/---

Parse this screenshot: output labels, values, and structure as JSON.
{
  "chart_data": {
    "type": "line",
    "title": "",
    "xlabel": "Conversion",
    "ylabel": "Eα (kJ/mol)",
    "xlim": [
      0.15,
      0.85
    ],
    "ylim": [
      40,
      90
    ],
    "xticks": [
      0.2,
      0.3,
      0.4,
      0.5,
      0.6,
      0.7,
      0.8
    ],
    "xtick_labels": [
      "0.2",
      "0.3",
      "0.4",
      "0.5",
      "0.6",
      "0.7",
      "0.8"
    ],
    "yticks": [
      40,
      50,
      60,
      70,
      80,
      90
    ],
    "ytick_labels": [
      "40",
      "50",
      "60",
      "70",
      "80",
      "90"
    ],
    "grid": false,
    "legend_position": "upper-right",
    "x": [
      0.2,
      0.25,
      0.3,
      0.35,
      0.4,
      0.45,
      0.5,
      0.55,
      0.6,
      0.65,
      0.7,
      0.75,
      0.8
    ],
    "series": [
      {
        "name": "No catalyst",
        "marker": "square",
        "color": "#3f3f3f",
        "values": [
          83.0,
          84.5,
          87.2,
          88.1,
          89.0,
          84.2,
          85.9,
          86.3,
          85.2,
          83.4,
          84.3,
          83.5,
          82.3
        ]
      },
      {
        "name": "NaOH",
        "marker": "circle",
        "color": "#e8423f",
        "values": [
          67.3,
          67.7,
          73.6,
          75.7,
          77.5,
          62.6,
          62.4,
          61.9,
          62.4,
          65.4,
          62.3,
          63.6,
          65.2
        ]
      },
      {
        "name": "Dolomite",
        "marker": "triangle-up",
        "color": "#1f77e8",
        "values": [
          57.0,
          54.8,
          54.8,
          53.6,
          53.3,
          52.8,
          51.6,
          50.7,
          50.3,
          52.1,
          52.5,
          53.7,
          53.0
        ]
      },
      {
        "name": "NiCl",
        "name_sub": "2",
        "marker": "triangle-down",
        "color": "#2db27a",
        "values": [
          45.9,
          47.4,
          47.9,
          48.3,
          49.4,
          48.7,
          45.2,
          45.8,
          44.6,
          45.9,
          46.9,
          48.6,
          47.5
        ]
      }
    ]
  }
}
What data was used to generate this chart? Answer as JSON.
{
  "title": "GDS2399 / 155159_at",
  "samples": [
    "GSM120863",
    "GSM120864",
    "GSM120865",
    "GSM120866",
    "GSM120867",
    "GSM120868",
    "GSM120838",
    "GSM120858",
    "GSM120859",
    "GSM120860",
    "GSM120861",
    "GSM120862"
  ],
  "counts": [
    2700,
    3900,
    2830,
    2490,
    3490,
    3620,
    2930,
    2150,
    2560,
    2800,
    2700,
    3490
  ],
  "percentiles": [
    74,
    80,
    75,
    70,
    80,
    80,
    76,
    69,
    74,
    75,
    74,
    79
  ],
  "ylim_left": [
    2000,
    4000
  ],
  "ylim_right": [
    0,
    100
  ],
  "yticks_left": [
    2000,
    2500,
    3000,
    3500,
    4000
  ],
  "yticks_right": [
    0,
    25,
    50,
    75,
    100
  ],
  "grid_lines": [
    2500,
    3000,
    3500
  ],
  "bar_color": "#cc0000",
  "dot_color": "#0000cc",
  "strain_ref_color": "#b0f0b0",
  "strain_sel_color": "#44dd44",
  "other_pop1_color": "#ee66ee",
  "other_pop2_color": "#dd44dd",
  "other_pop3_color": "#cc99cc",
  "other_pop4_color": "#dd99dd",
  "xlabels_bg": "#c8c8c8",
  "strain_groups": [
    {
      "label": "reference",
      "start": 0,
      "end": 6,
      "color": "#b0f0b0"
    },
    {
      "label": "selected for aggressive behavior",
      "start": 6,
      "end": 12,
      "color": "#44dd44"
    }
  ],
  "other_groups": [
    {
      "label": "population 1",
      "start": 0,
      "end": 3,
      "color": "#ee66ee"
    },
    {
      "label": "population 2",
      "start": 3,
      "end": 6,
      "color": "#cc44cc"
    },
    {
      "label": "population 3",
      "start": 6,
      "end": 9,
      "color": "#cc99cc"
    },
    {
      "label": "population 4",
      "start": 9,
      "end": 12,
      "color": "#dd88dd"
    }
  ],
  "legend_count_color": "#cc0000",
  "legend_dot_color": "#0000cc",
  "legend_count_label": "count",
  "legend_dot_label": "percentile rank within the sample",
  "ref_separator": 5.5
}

\---

From the preceding material, extract every line exactly.

Parse this screenshot: output labels, values, and structure as JSON.
{
  "chart_data": {
    "type": "line",
    "title": "",
    "xlabel": "Conversion",
    "ylabel": "Eα (kJ/mol)",
    "xlim": [
      0.15,
      0.85
    ],
    "ylim": [
      40,
      90
    ],
    "xticks": [
      0.2,
      0.3,
      0.4,
      0.5,
      0.6,
      0.7,
      0.8
    ],
    "xtick_labels": [
      "0.2",
      "0.3",
      "0.4",
      "0.5",
      "0.6",
      "0.7",
      "0.8"
    ],
    "yticks": [
      40,
      50,
      60,
      70,
      80,
      90
    ],
    "ytick_labels": [
      "40",
      "50",
      "60",
      "70",
      "80",
      "90"
    ],
    "grid": false,
    "legend_position": "upper-right",
    "x": [
      0.2,
      0.25,
      0.3,
      0.35,
      0.4,
      0.45,
      0.5,
      0.55,
      0.6,
      0.65,
      0.7,
      0.75,
      0.8
    ],
    "series": [
      {
        "name": "No catalyst",
        "marker": "square",
        "color": "#3f3f3f",
        "values": [
          83.0,
          84.5,
          87.2,
          88.1,
          89.0,
          84.2,
          85.9,
          86.3,
          85.2,
          83.4,
          84.3,
          83.5,
          82.3
        ]
      },
      {
        "name": "NaOH",
        "marker": "circle",
        "color": "#e8423f",
        "values": [
          67.3,
          67.7,
          73.6,
          75.7,
          77.5,
          62.6,
          62.4,
          61.9,
          62.4,
          65.4,
          62.3,
          63.6,
          65.2
        ]
      },
      {
        "name": "Dolomite",
        "marker": "triangle-up",
        "color": "#1f77e8",
        "values": [
          57.0,
          54.8,
          54.8,
          53.6,
          53.3,
          52.8,
          51.6,
          50.7,
          50.3,
          52.1,
          52.5,
          53.7,
          53.0
        ]
      },
      {
        "name": "NiCl",
        "name_sub": "2",
        "marker": "triangle-down",
        "color": "#2db27a",
        "values": [
          45.9,
          47.4,
          47.9,
          48.3,
          49.4,
          48.7,
          45.2,
          45.8,
          44.6,
          45.9,
          46.9,
          48.6,
          47.5
        ]
      }
    ]
  }
}
What data was used to generate this chart? Answer as JSON.
{
  "title": "GDS2399 / 155159_at",
  "samples": [
    "GSM120863",
    "GSM120864",
    "GSM120865",
    "GSM120866",
    "GSM120867",
    "GSM120868",
    "GSM120838",
    "GSM120858",
    "GSM120859",
    "GSM120860",
    "GSM120861",
    "GSM120862"
  ],
  "counts": [
    2700,
    3900,
    2830,
    2490,
    3490,
    3620,
    2930,
    2150,
    2560,
    2800,
    2700,
    3490
  ],
  "percentiles": [
    74,
    80,
    75,
    70,
    80,
    80,
    76,
    69,
    74,
    75,
    74,
    79
  ],
  "ylim_left": [
    2000,
    4000
  ],
  "ylim_right": [
    0,
    100
  ],
  "yticks_left": [
    2000,
    2500,
    3000,
    3500,
    4000
  ],
  "yticks_right": [
    0,
    25,
    50,
    75,
    100
  ],
  "grid_lines": [
    2500,
    3000,
    3500
  ],
  "bar_color": "#cc0000",
  "dot_color": "#0000cc",
  "strain_ref_color": "#b0f0b0",
  "strain_sel_color": "#44dd44",
  "other_pop1_color": "#ee66ee",
  "other_pop2_color": "#dd44dd",
  "other_pop3_color": "#cc99cc",
  "other_pop4_color": "#dd99dd",
  "xlabels_bg": "#c8c8c8",
  "strain_groups": [
    {
      "label": "reference",
      "start": 0,
      "end": 6,
      "color": "#b0f0b0"
    },
    {
      "label": "selected for aggressive behavior",
      "start": 6,
      "end": 12,
      "color": "#44dd44"
    }
  ],
  "other_groups": [
    {
      "label": "population 1",
      "start": 0,
      "end": 3,
      "color": "#ee66ee"
    },
    {
      "label": "population 2",
      "start": 3,
      "end": 6,
      "color": "#cc44cc"
    },
    {
      "label": "population 3",
      "start": 6,
      "end": 9,
      "color": "#cc99cc"
    },
    {
      "label": "population 4",
      "start": 9,
      "end": 12,
      "color": "#dd88dd"
    }
  ],
  "legend_count_color": "#cc0000",
  "legend_dot_color": "#0000cc",
  "legend_count_label": "count",
  "legend_dot_label": "percentile rank within the sample",
  "ref_separator": 5.5
}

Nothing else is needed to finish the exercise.